*WORK TO DO*:
Each line containing the word "人民少而禽兽众" needs to be copied.
....
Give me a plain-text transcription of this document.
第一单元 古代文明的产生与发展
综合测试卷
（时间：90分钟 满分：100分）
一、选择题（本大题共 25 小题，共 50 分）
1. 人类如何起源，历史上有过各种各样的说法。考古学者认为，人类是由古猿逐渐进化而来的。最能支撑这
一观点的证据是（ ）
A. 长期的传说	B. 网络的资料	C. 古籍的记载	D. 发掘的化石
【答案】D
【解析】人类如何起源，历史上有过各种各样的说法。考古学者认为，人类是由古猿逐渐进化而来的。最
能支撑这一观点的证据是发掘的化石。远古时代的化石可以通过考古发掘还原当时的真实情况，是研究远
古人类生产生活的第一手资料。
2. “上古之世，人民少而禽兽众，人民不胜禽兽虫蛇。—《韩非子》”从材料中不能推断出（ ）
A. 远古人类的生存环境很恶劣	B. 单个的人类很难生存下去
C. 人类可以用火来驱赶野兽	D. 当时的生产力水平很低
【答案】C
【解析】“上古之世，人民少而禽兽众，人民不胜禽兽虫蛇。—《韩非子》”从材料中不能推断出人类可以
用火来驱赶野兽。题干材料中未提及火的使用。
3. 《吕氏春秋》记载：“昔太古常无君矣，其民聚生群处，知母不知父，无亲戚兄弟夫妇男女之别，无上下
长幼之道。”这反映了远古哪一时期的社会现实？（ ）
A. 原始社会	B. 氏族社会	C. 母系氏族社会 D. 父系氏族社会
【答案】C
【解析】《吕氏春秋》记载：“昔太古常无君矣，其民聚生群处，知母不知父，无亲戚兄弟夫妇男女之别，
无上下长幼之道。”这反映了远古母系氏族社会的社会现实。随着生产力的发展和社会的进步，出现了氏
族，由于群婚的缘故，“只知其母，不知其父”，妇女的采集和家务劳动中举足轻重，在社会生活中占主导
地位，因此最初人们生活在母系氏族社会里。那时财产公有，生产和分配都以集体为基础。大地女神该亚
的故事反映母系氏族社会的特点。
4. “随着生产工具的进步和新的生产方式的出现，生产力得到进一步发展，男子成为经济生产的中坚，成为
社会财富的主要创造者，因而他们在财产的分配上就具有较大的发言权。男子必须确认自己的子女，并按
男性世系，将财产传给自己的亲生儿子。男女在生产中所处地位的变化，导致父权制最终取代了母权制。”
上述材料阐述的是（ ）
....
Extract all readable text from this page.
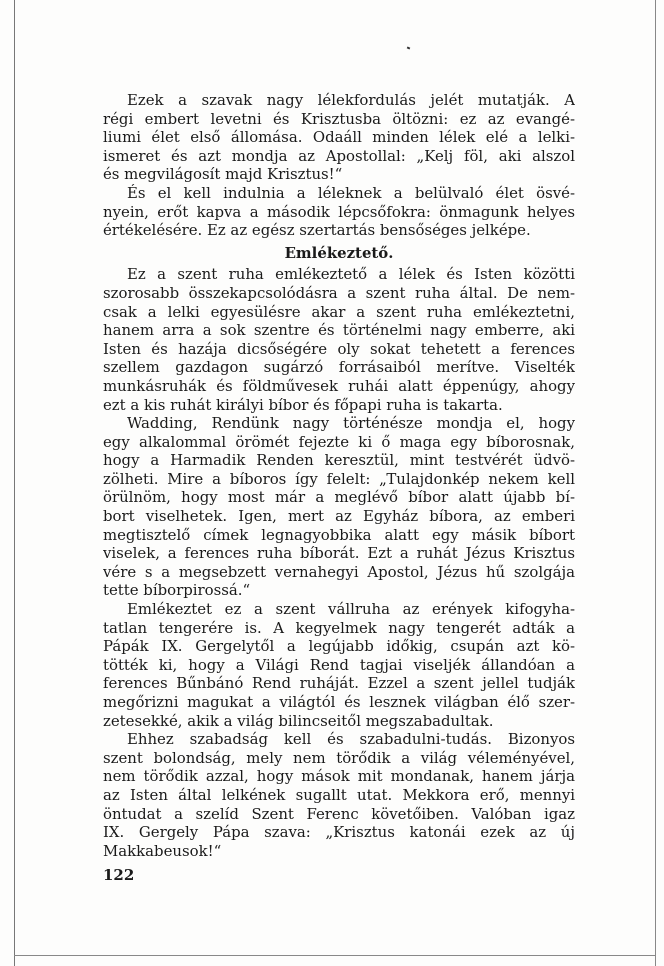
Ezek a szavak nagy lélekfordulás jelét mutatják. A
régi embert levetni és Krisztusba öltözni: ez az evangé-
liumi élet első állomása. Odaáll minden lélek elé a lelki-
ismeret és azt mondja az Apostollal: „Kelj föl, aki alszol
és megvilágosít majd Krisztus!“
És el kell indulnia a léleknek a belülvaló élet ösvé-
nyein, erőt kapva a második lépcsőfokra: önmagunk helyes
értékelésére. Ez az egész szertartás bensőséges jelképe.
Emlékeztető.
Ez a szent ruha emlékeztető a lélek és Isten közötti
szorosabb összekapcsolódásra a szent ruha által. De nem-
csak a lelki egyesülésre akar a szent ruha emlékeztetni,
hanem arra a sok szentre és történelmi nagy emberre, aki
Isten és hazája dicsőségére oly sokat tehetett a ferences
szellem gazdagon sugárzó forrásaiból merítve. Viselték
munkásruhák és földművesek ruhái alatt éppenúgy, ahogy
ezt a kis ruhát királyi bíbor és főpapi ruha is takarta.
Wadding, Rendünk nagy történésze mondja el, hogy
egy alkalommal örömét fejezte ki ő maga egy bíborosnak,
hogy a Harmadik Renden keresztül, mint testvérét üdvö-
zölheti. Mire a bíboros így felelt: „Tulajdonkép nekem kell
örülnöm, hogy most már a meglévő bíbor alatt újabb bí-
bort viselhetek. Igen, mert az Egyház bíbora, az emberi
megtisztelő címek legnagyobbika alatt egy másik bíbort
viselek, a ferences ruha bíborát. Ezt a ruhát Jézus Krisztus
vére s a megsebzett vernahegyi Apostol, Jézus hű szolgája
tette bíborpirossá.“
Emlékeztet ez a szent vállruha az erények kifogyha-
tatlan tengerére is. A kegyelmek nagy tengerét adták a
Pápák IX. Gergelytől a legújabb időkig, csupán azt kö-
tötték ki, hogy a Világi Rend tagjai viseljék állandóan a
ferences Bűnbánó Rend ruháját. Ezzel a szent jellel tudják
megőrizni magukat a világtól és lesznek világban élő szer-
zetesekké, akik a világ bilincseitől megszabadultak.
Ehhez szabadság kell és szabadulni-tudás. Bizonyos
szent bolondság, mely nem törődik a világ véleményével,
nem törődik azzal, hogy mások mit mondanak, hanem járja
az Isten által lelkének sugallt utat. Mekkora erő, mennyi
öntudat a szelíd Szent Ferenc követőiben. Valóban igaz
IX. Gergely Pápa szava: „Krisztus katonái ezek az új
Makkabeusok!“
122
....
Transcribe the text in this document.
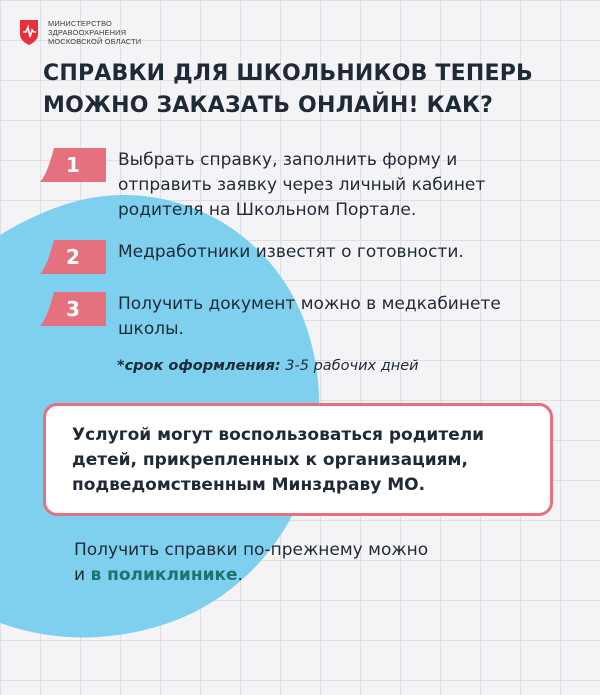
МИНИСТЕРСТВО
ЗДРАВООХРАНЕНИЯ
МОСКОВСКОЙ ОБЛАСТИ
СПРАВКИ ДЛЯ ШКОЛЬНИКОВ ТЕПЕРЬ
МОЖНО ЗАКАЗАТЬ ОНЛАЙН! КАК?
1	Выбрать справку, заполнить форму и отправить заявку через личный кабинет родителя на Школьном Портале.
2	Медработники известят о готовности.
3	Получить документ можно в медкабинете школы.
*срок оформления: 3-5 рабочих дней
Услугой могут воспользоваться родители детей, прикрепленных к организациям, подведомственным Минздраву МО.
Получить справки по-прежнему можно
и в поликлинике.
....
*WRITTEN ANSWER*:
2. “上古之世，人民少而禽兽众，人民不胜禽兽虫蛇。—《韩非子》”从材料中不能推断出（ ）
【解析】“上古之世，人民少而禽兽众，人民不胜禽兽虫蛇。—《韩非子》”从材料中不能推断出人类可以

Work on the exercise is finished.